Copy out every record below exactly as written, but leave out any pictures.
— start of Available records —
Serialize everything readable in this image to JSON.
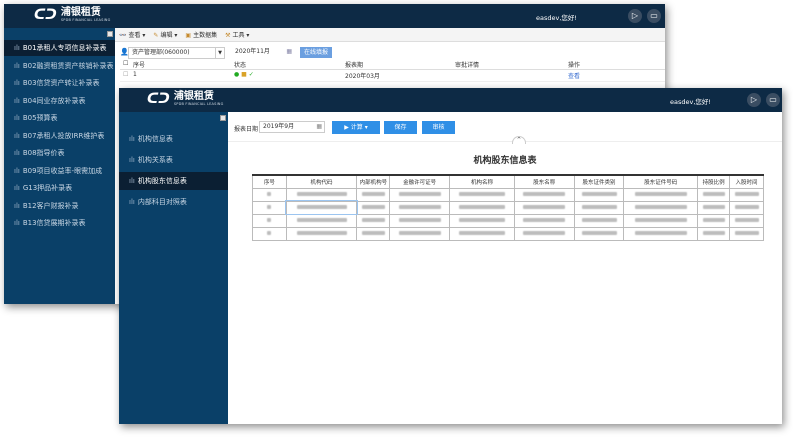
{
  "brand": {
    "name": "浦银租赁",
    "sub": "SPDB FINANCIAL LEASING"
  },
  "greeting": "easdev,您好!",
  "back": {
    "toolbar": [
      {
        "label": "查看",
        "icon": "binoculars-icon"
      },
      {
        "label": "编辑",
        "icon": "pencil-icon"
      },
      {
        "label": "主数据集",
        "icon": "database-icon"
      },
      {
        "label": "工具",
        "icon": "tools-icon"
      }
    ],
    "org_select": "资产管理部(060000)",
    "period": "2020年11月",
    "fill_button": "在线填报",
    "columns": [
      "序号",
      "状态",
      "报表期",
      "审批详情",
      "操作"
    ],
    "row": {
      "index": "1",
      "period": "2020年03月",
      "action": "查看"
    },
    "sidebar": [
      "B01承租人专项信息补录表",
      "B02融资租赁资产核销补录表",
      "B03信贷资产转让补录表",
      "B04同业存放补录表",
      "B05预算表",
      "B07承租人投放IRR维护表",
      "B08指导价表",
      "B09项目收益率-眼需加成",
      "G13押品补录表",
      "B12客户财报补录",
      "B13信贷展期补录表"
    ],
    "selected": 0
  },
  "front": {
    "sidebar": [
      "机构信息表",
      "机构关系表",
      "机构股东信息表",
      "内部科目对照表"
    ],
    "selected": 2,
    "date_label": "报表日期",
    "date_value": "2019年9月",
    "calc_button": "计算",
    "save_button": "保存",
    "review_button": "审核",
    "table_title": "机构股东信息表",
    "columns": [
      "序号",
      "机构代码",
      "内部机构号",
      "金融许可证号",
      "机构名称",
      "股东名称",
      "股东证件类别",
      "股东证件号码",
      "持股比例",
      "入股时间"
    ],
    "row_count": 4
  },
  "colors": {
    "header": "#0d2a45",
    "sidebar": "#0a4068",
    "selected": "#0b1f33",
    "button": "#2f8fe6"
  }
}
— end of Available records —
▶ Solution for this problem
Serialize everything readable in this image to JSON.
{
  "brand": {
    "name": "浦银租赁",
    "sub": "SPDB FINANCIAL LEASING"
  },
  "greeting": "easdev,您好!",
  "back": {
    "toolbar": [
      {
        "label": "查看",
        "icon": "binoculars-icon"
      },
      {
        "label": "编辑",
        "icon": "pencil-icon"
      },
      {
        "label": "主数据集",
        "icon": "database-icon"
      },
      {
        "label": "工具",
        "icon": "tools-icon"
      }
    ],
    "org_select": "资产管理部(060000)",
    "period": "2020年11月",
    "fill_button": "在线填报",
    "columns": [
      "序号",
      "状态",
      "报表期",
      "审批详情",
      "操作"
    ],
    "row": {
      "index": "1",
      "period": "2020年03月",
      "action": "查看"
    },
    "sidebar": [
      "B01承租人专项信息补录表",
      "B02融资租赁资产核销补录表",
      "B03信贷资产转让补录表",
      "B04同业存放补录表",
      "B05预算表",
      "B07承租人投放IRR维护表",
      "B08指导价表",
      "B09项目收益率-眼需加成",
      "G13押品补录表",
      "B12客户财报补录",
      "B13信贷展期补录表"
    ],
    "selected": 0
  },
  "front": {
    "sidebar": [
      "机构信息表",
      "机构关系表",
      "机构股东信息表",
      "内部科目对照表"
    ],
    "selected": 2,
    "date_label": "报表日期",
    "date_value": "2019年9月",
    "calc_button": "计算",
    "save_button": "保存",
    "review_button": "审核",
    "table_title": "机构股东信息表",
    "columns": [
      "序号",
      "机构代码",
      "内部机构号",
      "金融许可证号",
      "机构名称",
      "股东名称",
      "股东证件类别",
      "股东证件号码",
      "持股比例",
      "入股时间"
    ],
    "row_count": 4
  },
  "colors": {
    "header": "#0d2a45",
    "sidebar": "#0a4068",
    "selected": "#0b1f33",
    "button": "#2f8fe6"
  }
}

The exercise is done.